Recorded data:
## Begin

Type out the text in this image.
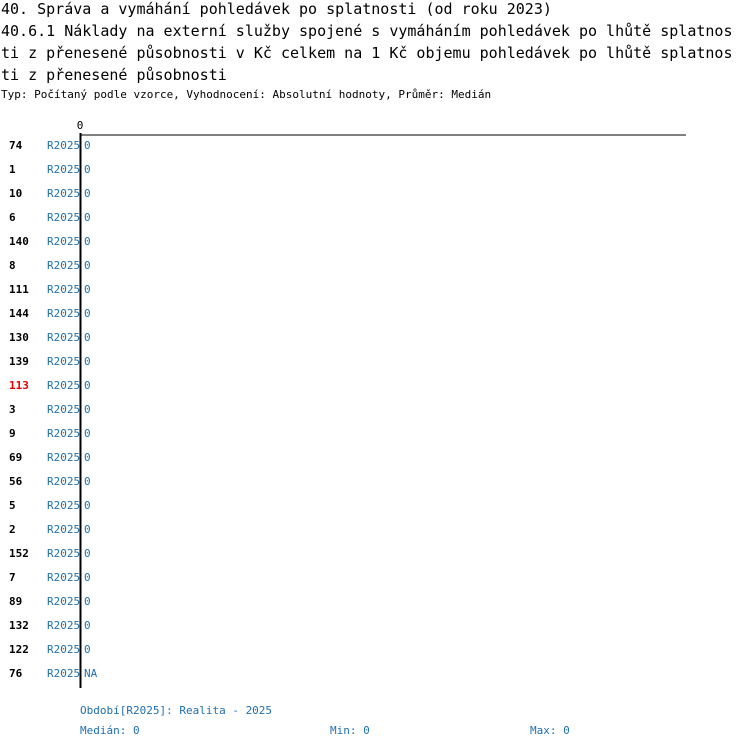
40. Správa a vymáhání pohledávek po splatnosti (od roku 2023)
40.6.1 Náklady na externí služby spojené s vymáháním pohledávek po lhůtě splatnosti z přenesené působnosti v Kč celkem na 1 Kč objemu pohledávek po lhůtě splatnosti z přenesené působnosti
Typ: Počítaný podle vzorce, Vyhodnocení: Absolutní hodnoty, Průměr: Medián
0
74 R2025 0
1	R2025 0
10 R2025 0
6	R2025 0
140 R2025 0
8	R2025 0
111 R2025 0
144 R2025 0
130 R2025 0
139 R2025 0
113 R2025 0
3	R2025 0
9	R2025 0
69 R2025 0
56 R2025 0
5	R2025 0
2	R2025 0
152 R2025 0
7	R2025 0
89 R2025 0
132 R2025 0
122 R2025 0
76 R2025 NA
Období[R2025]: Realita - 2025
Medián: 0	Min: 0	Max: 0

## End

▶ _INSTRUCTIONS FOR THE TASK_: Can you repeat every record above exactly, apart from the pictures?

▶ _SOLVED PROBLEM_:
Type out the text in this image.
40. Správa a vymáhání pohledávek po splatnosti (od roku 2023)
40.6.1 Náklady na externí služby spojené s vymáháním pohledávek po lhůtě splatnosti z přenesené působnosti v Kč celkem na 1 Kč objemu pohledávek po lhůtě splatnosti z přenesené působnosti
Typ: Počítaný podle vzorce, Vyhodnocení: Absolutní hodnoty, Průměr: Medián
0
74 R2025 0
1	R2025 0
10 R2025 0
6	R2025 0
140 R2025 0
8	R2025 0
111 R2025 0
144 R2025 0
130 R2025 0
139 R2025 0
113 R2025 0
3	R2025 0
9	R2025 0
69 R2025 0
56 R2025 0
5	R2025 0
2	R2025 0
152 R2025 0
7	R2025 0
89 R2025 0
132 R2025 0
122 R2025 0
76 R2025 NA
Období[R2025]: Realita - 2025
Medián: 0	Min: 0	Max: 0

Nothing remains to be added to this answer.